— START OF Dataset extract —

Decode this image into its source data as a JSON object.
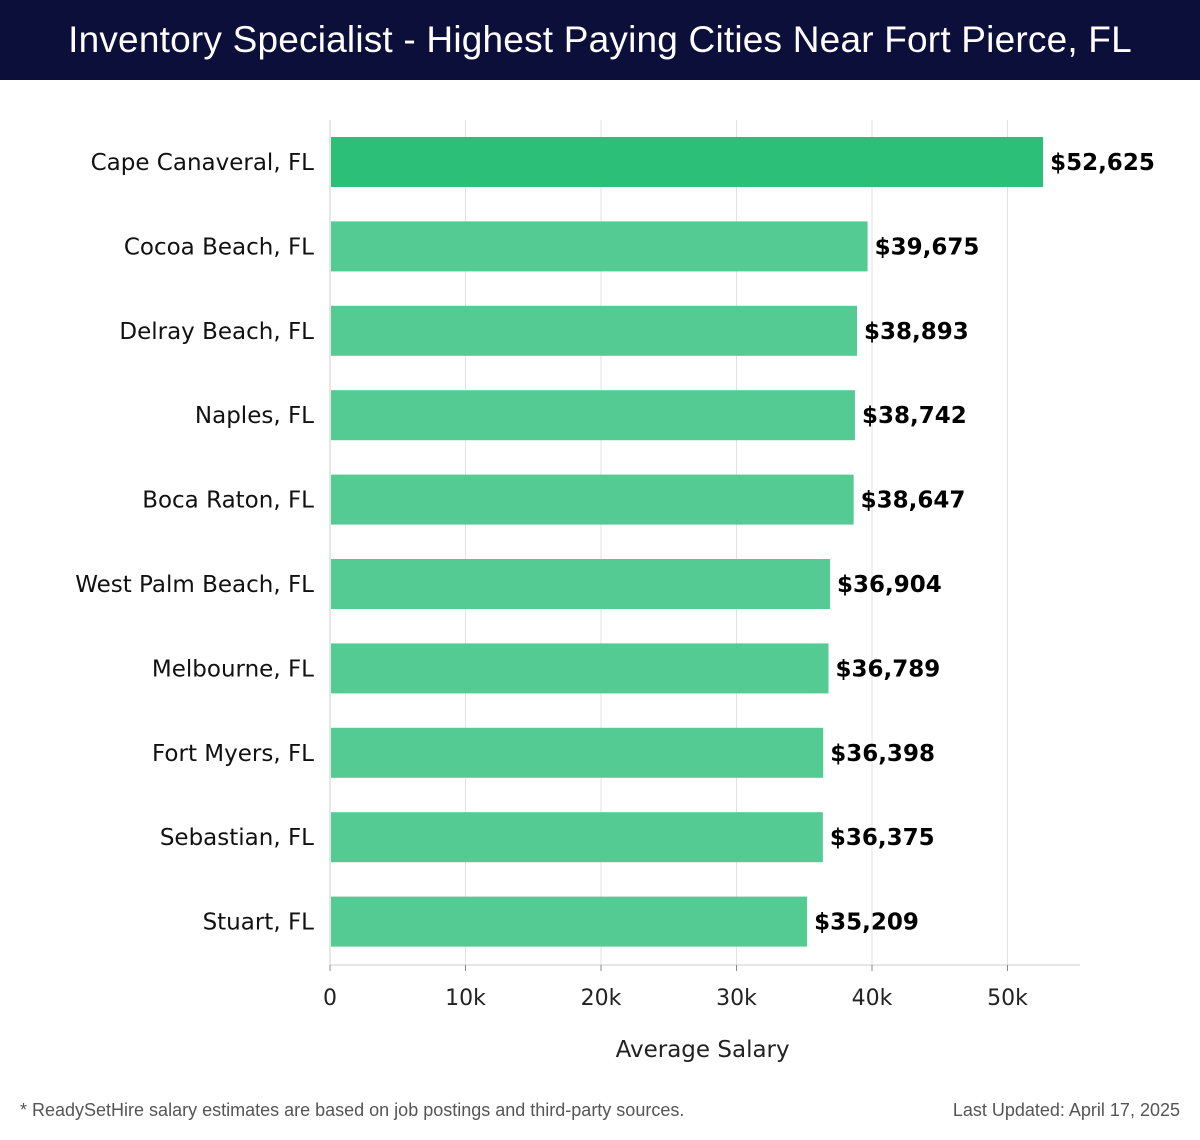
{
  "header": {
    "title": "Inventory Specialist - Highest Paying Cities Near Fort Pierce, FL"
  },
  "chart_data": {
    "type": "bar",
    "orientation": "horizontal",
    "title": "Inventory Specialist - Highest Paying Cities Near Fort Pierce, FL",
    "xlabel": "Average Salary",
    "ylabel": "",
    "xlim": [
      0,
      55000
    ],
    "xticks": [
      0,
      10000,
      20000,
      30000,
      40000,
      50000
    ],
    "xtick_labels": [
      "0",
      "10k",
      "20k",
      "30k",
      "40k",
      "50k"
    ],
    "grid": "vertical",
    "categories": [
      "Cape Canaveral, FL",
      "Cocoa Beach, FL",
      "Delray Beach, FL",
      "Naples, FL",
      "Boca Raton, FL",
      "West Palm Beach, FL",
      "Melbourne, FL",
      "Fort Myers, FL",
      "Sebastian, FL",
      "Stuart, FL"
    ],
    "values": [
      52625,
      39675,
      38893,
      38742,
      38647,
      36904,
      36789,
      36398,
      36375,
      35209
    ],
    "value_labels": [
      "$52,625",
      "$39,675",
      "$38,893",
      "$38,742",
      "$38,647",
      "$36,904",
      "$36,789",
      "$36,398",
      "$36,375",
      "$35,209"
    ],
    "colors": {
      "highlight": "#2bbf78",
      "bar": "#55cb94",
      "grid": "#e2e2e2",
      "axis": "#cccccc"
    }
  },
  "footer": {
    "note": "* ReadySetHire salary estimates are based on job postings and third-party sources.",
    "updated": "Last Updated: April 17, 2025"
  }
}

— END OF Dataset extract —

_Requirements:_ Quote each record exactly as it stands, minus the pictures.

_Solution to this task:_
Decode this image into its source data as a JSON object.
{
  "header": {
    "title": "Inventory Specialist - Highest Paying Cities Near Fort Pierce, FL"
  },
  "chart_data": {
    "type": "bar",
    "orientation": "horizontal",
    "title": "Inventory Specialist - Highest Paying Cities Near Fort Pierce, FL",
    "xlabel": "Average Salary",
    "ylabel": "",
    "xlim": [
      0,
      55000
    ],
    "xticks": [
      0,
      10000,
      20000,
      30000,
      40000,
      50000
    ],
    "xtick_labels": [
      "0",
      "10k",
      "20k",
      "30k",
      "40k",
      "50k"
    ],
    "grid": "vertical",
    "categories": [
      "Cape Canaveral, FL",
      "Cocoa Beach, FL",
      "Delray Beach, FL",
      "Naples, FL",
      "Boca Raton, FL",
      "West Palm Beach, FL",
      "Melbourne, FL",
      "Fort Myers, FL",
      "Sebastian, FL",
      "Stuart, FL"
    ],
    "values": [
      52625,
      39675,
      38893,
      38742,
      38647,
      36904,
      36789,
      36398,
      36375,
      35209
    ],
    "value_labels": [
      "$52,625",
      "$39,675",
      "$38,893",
      "$38,742",
      "$38,647",
      "$36,904",
      "$36,789",
      "$36,398",
      "$36,375",
      "$35,209"
    ],
    "colors": {
      "highlight": "#2bbf78",
      "bar": "#55cb94",
      "grid": "#e2e2e2",
      "axis": "#cccccc"
    }
  },
  "footer": {
    "note": "* ReadySetHire salary estimates are based on job postings and third-party sources.",
    "updated": "Last Updated: April 17, 2025"
  }
}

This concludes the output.